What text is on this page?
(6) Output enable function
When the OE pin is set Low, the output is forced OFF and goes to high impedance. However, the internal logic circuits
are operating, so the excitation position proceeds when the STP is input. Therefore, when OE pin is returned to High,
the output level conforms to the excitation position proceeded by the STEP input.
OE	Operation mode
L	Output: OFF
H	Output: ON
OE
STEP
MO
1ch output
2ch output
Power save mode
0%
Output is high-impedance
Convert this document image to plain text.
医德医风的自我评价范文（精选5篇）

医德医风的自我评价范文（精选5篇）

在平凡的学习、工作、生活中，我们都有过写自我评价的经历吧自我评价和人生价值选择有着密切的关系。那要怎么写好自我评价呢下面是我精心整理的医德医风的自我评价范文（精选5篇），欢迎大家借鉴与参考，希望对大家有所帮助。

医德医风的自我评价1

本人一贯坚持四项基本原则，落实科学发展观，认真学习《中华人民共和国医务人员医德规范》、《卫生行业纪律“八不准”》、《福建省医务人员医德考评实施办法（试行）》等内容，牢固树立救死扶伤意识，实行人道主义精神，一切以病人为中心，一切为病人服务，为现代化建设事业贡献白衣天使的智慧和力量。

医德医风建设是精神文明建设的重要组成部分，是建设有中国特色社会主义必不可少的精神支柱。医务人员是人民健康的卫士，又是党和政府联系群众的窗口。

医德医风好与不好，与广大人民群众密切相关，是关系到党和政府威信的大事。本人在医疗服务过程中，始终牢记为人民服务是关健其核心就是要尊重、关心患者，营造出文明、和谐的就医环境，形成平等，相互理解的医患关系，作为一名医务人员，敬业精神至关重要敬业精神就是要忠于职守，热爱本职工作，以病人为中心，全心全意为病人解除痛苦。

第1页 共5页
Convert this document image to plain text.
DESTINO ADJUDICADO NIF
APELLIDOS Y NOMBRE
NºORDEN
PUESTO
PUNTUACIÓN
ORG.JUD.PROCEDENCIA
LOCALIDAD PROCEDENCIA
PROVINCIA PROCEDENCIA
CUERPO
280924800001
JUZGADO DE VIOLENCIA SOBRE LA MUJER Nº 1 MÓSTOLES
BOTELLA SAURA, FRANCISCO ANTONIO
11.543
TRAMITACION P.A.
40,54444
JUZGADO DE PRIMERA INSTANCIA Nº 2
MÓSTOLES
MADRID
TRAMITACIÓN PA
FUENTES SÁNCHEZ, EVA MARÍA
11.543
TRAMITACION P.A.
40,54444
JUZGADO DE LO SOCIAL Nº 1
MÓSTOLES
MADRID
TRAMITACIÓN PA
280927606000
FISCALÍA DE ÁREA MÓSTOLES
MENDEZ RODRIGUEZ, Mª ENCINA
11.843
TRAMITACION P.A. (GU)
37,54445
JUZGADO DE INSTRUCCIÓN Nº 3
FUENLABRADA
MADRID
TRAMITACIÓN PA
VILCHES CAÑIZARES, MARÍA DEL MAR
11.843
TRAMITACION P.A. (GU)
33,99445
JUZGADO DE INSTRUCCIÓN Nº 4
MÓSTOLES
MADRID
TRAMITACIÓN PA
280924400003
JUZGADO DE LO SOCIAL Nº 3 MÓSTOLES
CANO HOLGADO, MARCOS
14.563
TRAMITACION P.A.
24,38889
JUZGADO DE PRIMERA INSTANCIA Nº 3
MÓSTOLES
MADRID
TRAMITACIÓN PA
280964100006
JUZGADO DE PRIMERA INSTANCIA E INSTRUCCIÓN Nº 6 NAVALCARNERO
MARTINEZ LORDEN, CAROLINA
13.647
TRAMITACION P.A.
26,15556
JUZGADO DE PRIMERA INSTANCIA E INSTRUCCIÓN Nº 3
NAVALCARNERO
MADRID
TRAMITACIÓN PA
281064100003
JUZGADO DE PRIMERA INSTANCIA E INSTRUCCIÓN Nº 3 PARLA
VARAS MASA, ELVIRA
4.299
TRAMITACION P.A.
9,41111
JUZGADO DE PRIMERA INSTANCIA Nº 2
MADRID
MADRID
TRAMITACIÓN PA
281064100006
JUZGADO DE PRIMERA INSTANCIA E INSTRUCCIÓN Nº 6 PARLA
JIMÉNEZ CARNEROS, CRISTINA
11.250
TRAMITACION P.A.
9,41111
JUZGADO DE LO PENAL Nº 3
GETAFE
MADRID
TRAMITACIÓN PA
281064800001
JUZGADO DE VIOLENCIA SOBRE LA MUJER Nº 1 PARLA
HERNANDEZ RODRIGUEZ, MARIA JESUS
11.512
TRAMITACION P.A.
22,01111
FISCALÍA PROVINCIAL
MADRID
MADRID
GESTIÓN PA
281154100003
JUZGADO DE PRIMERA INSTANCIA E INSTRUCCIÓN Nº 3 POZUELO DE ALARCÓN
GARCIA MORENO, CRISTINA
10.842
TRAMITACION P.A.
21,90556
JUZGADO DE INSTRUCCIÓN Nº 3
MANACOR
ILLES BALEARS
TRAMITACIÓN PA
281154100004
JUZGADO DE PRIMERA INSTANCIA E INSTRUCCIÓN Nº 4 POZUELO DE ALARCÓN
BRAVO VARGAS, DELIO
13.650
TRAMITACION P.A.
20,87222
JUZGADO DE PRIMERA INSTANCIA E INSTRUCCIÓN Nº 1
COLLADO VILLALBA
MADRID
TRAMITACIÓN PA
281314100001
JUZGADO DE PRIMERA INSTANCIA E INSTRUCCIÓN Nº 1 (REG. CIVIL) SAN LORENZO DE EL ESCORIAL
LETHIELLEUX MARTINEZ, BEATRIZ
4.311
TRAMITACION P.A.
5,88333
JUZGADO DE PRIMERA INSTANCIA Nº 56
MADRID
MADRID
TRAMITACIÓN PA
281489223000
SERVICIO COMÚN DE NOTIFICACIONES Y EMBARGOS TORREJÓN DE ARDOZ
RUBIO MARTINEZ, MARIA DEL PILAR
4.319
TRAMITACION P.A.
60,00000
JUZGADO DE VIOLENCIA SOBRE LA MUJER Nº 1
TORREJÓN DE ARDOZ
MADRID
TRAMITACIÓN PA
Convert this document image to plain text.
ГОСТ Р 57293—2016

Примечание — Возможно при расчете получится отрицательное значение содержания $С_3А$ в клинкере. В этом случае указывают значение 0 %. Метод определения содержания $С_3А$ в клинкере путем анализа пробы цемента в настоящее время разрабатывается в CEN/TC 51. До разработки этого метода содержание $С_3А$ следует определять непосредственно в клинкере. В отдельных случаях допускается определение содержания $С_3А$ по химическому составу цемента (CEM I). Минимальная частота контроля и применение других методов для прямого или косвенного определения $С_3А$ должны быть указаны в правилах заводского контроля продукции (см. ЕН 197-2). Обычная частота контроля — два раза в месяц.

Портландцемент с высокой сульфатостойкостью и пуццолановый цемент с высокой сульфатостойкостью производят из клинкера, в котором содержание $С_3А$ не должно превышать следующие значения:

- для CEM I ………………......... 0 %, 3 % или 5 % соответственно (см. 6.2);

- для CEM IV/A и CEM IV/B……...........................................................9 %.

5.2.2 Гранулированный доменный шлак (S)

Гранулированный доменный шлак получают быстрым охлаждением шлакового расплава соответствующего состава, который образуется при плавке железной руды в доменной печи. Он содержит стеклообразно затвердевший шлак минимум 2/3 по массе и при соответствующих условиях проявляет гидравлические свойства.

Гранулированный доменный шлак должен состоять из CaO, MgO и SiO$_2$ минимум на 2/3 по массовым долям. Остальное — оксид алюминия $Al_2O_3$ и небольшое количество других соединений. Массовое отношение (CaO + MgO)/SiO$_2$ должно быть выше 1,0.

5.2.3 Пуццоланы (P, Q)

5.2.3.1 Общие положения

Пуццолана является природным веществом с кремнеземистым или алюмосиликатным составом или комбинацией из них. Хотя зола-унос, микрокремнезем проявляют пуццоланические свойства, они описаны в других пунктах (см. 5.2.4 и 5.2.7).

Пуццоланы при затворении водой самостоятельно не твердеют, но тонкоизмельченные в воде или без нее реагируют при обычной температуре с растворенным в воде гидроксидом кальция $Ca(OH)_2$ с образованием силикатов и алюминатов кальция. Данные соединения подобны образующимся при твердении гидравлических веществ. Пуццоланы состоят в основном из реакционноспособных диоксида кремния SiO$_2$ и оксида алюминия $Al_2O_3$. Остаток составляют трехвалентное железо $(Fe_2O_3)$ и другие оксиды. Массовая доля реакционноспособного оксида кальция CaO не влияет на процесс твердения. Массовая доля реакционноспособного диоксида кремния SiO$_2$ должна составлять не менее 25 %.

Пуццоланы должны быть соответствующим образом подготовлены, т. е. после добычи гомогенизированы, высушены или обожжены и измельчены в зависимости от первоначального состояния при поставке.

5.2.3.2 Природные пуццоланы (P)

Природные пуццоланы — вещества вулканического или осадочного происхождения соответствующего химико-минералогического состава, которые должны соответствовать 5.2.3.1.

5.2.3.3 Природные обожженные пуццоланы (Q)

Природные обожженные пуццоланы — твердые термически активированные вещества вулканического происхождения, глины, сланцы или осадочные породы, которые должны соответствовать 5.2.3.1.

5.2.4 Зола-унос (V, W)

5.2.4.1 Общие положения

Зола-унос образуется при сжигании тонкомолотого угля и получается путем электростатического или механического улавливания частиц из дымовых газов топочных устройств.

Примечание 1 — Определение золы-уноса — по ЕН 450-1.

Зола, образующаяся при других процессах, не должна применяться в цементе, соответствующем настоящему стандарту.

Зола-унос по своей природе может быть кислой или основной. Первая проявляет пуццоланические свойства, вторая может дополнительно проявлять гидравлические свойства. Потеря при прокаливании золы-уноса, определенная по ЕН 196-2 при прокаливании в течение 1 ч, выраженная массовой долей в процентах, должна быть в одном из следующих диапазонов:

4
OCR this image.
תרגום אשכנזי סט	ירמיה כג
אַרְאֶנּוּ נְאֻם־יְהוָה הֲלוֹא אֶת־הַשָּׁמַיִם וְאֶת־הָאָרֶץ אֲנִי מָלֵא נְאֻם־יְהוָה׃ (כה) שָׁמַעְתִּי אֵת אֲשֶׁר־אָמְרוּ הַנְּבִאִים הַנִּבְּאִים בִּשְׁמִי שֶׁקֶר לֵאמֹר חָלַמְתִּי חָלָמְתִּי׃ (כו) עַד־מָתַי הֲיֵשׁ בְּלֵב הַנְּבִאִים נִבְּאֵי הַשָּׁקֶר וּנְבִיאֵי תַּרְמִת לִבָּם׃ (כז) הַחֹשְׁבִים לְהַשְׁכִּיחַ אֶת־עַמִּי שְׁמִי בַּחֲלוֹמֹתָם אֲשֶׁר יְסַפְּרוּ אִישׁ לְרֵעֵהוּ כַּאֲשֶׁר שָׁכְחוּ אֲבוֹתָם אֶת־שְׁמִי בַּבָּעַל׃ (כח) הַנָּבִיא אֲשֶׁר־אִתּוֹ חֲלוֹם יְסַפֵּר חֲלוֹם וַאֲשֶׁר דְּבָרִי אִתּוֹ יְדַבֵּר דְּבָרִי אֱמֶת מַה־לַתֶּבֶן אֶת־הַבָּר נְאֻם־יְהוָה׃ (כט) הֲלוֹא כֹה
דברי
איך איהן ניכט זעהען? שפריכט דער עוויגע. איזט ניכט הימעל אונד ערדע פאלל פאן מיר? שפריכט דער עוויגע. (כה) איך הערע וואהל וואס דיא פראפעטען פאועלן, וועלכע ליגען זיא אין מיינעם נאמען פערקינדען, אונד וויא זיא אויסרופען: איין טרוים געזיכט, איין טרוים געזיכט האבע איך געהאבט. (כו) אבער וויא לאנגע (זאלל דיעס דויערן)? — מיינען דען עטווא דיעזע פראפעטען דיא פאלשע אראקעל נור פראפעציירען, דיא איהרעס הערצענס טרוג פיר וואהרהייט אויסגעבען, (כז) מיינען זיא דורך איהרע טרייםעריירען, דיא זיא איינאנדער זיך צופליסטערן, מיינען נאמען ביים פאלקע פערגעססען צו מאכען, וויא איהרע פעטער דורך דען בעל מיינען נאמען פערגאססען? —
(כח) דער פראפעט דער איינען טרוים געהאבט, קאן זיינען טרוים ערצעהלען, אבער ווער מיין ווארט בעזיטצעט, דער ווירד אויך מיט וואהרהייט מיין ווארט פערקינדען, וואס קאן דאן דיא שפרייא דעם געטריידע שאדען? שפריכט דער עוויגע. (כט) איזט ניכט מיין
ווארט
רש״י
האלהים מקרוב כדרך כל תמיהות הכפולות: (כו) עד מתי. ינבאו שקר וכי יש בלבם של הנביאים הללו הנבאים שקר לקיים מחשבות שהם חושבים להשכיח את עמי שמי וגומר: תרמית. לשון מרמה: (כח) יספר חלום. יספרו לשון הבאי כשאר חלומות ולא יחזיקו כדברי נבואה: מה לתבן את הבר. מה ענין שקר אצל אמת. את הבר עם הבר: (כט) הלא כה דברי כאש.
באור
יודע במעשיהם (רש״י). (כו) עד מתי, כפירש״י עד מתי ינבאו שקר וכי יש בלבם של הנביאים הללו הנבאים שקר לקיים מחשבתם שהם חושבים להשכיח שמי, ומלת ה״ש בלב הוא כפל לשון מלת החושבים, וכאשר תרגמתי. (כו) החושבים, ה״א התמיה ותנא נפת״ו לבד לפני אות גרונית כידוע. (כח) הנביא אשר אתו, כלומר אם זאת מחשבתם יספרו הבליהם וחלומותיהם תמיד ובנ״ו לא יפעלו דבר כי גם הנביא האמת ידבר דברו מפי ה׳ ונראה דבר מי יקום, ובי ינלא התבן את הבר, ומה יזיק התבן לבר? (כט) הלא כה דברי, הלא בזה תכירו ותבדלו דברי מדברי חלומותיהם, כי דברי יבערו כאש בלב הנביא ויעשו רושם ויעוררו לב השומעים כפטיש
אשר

——————

■ **What needs to be done**:
Reply with one number only: the count of lines in the entries that contain "VIOLENCIA".

■ **Expected output**:
3